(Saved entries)
━━━━━━━━━━

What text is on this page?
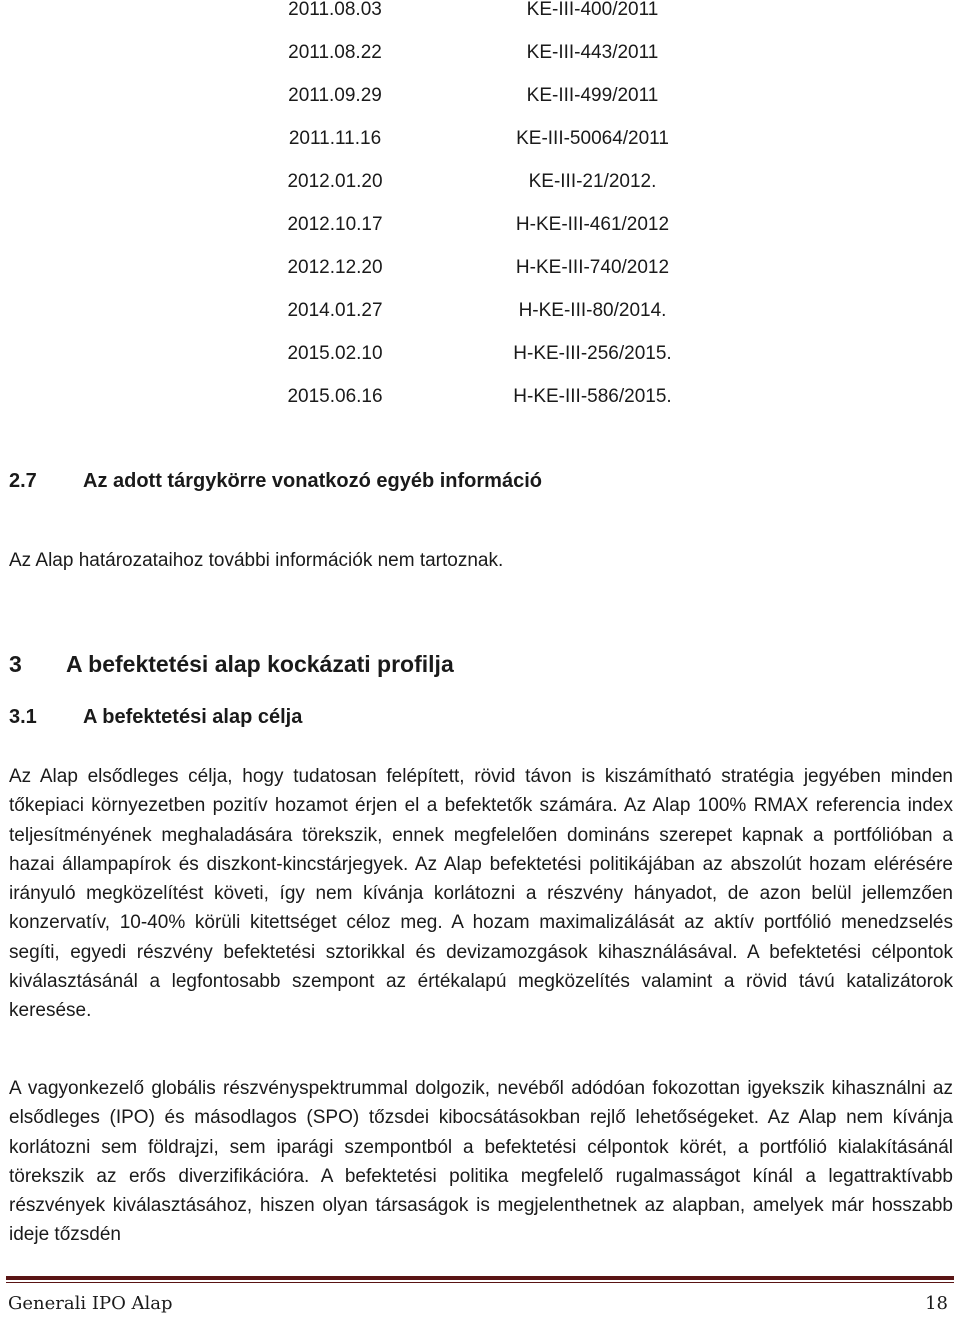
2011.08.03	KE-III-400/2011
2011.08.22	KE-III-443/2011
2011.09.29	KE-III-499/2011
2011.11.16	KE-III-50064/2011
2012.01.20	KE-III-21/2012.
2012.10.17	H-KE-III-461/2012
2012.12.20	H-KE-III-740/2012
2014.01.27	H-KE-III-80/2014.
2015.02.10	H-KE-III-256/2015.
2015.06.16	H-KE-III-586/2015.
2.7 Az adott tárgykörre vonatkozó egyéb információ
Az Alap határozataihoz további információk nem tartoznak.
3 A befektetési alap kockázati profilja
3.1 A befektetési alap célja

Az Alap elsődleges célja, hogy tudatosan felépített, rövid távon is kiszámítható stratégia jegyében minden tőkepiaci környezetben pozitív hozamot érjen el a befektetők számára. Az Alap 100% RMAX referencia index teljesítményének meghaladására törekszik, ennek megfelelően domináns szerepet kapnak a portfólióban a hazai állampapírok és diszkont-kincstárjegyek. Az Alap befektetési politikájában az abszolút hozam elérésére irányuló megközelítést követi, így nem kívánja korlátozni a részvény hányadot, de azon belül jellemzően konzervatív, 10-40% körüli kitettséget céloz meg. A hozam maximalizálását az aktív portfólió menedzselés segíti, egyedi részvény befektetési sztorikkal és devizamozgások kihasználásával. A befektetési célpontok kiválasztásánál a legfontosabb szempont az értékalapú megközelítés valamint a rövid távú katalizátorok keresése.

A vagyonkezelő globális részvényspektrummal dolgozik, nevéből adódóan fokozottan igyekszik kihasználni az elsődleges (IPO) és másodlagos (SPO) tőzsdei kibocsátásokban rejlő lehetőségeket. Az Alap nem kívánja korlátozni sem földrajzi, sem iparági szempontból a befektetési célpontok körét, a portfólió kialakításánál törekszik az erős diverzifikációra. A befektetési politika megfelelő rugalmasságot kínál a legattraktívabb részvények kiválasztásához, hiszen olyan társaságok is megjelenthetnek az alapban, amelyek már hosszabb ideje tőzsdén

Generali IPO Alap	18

━━━━━━━━━━

§ **Exercise brief**
Above are records to transcribe exactly; leave their pictures out.

§ **Finished answer**
What text is on this page?
2011.08.03	KE-III-400/2011
2011.08.22	KE-III-443/2011
2011.09.29	KE-III-499/2011
2011.11.16	KE-III-50064/2011
2012.01.20	KE-III-21/2012.
2012.10.17	H-KE-III-461/2012
2012.12.20	H-KE-III-740/2012
2014.01.27	H-KE-III-80/2014.
2015.02.10	H-KE-III-256/2015.
2015.06.16	H-KE-III-586/2015.
2.7 Az adott tárgykörre vonatkozó egyéb információ
Az Alap határozataihoz további információk nem tartoznak.
3 A befektetési alap kockázati profilja
3.1 A befektetési alap célja

Az Alap elsődleges célja, hogy tudatosan felépített, rövid távon is kiszámítható stratégia jegyében minden tőkepiaci környezetben pozitív hozamot érjen el a befektetők számára. Az Alap 100% RMAX referencia index teljesítményének meghaladására törekszik, ennek megfelelően domináns szerepet kapnak a portfólióban a hazai állampapírok és diszkont-kincstárjegyek. Az Alap befektetési politikájában az abszolút hozam elérésére irányuló megközelítést követi, így nem kívánja korlátozni a részvény hányadot, de azon belül jellemzően konzervatív, 10-40% körüli kitettséget céloz meg. A hozam maximalizálását az aktív portfólió menedzselés segíti, egyedi részvény befektetési sztorikkal és devizamozgások kihasználásával. A befektetési célpontok kiválasztásánál a legfontosabb szempont az értékalapú megközelítés valamint a rövid távú katalizátorok keresése.

A vagyonkezelő globális részvényspektrummal dolgozik, nevéből adódóan fokozottan igyekszik kihasználni az elsődleges (IPO) és másodlagos (SPO) tőzsdei kibocsátásokban rejlő lehetőségeket. Az Alap nem kívánja korlátozni sem földrajzi, sem iparági szempontból a befektetési célpontok körét, a portfólió kialakításánál törekszik az erős diverzifikációra. A befektetési politika megfelelő rugalmasságot kínál a legattraktívabb részvények kiválasztásához, hiszen olyan társaságok is megjelenthetnek az alapban, amelyek már hosszabb ideje tőzsdén

Generali IPO Alap	18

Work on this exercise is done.